Goal of the exercise:
Will you print the material below without altering a single character?

Extracted data entries:
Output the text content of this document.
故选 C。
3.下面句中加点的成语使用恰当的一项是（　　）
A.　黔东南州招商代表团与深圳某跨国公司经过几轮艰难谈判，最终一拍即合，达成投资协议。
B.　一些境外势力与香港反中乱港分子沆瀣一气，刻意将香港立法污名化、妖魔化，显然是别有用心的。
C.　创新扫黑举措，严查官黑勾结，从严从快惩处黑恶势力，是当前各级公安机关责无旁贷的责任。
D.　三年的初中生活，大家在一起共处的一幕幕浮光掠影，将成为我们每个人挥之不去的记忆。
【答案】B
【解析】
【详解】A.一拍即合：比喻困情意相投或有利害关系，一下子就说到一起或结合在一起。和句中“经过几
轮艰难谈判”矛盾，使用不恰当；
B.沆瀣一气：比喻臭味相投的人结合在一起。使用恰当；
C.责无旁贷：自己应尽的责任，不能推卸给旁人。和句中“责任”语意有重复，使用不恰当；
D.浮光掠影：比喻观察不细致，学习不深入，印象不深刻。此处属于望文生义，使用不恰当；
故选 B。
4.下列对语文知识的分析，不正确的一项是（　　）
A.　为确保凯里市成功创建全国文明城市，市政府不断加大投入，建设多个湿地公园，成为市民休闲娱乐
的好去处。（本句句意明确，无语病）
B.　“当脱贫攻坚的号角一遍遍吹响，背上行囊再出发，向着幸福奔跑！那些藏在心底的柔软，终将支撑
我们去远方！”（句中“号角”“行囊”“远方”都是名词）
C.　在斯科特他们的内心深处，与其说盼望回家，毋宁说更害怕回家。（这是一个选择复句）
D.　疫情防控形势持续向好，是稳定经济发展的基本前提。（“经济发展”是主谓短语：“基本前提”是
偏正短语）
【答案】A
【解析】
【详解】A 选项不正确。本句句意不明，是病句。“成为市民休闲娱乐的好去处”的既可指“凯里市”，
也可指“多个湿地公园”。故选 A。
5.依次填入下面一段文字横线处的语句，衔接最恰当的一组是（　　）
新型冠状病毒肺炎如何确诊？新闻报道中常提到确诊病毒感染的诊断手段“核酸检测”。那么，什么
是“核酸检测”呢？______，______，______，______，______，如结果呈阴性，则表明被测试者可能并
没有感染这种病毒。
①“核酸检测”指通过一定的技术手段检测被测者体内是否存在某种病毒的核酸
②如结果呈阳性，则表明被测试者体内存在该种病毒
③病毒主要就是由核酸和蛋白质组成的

Answer to the problem:
Output the text content of this document.
故选 C。
3.下面句中加点的成语使用恰当的一项是（　　）
A.　黔东南州招商代表团与深圳某跨国公司经过几轮艰难谈判，最终一拍即合，达成投资协议。
B.　一些境外势力与香港反中乱港分子沆瀣一气，刻意将香港立法污名化、妖魔化，显然是别有用心的。
C.　创新扫黑举措，严查官黑勾结，从严从快惩处黑恶势力，是当前各级公安机关责无旁贷的责任。
D.　三年的初中生活，大家在一起共处的一幕幕浮光掠影，将成为我们每个人挥之不去的记忆。
【答案】B
【解析】
【详解】A.一拍即合：比喻困情意相投或有利害关系，一下子就说到一起或结合在一起。和句中“经过几
轮艰难谈判”矛盾，使用不恰当；
B.沆瀣一气：比喻臭味相投的人结合在一起。使用恰当；
C.责无旁贷：自己应尽的责任，不能推卸给旁人。和句中“责任”语意有重复，使用不恰当；
D.浮光掠影：比喻观察不细致，学习不深入，印象不深刻。此处属于望文生义，使用不恰当；
故选 B。
4.下列对语文知识的分析，不正确的一项是（　　）
A.　为确保凯里市成功创建全国文明城市，市政府不断加大投入，建设多个湿地公园，成为市民休闲娱乐
的好去处。（本句句意明确，无语病）
B.　“当脱贫攻坚的号角一遍遍吹响，背上行囊再出发，向着幸福奔跑！那些藏在心底的柔软，终将支撑
我们去远方！”（句中“号角”“行囊”“远方”都是名词）
C.　在斯科特他们的内心深处，与其说盼望回家，毋宁说更害怕回家。（这是一个选择复句）
D.　疫情防控形势持续向好，是稳定经济发展的基本前提。（“经济发展”是主谓短语：“基本前提”是
偏正短语）
【答案】A
【解析】
【详解】A 选项不正确。本句句意不明，是病句。“成为市民休闲娱乐的好去处”的既可指“凯里市”，
也可指“多个湿地公园”。故选 A。
5.依次填入下面一段文字横线处的语句，衔接最恰当的一组是（　　）
新型冠状病毒肺炎如何确诊？新闻报道中常提到确诊病毒感染的诊断手段“核酸检测”。那么，什么
是“核酸检测”呢？______，______，______，______，______，如结果呈阴性，则表明被测试者可能并
没有感染这种病毒。
①“核酸检测”指通过一定的技术手段检测被测者体内是否存在某种病毒的核酸
②如结果呈阳性，则表明被测试者体内存在该种病毒
③病毒主要就是由核酸和蛋白质组成的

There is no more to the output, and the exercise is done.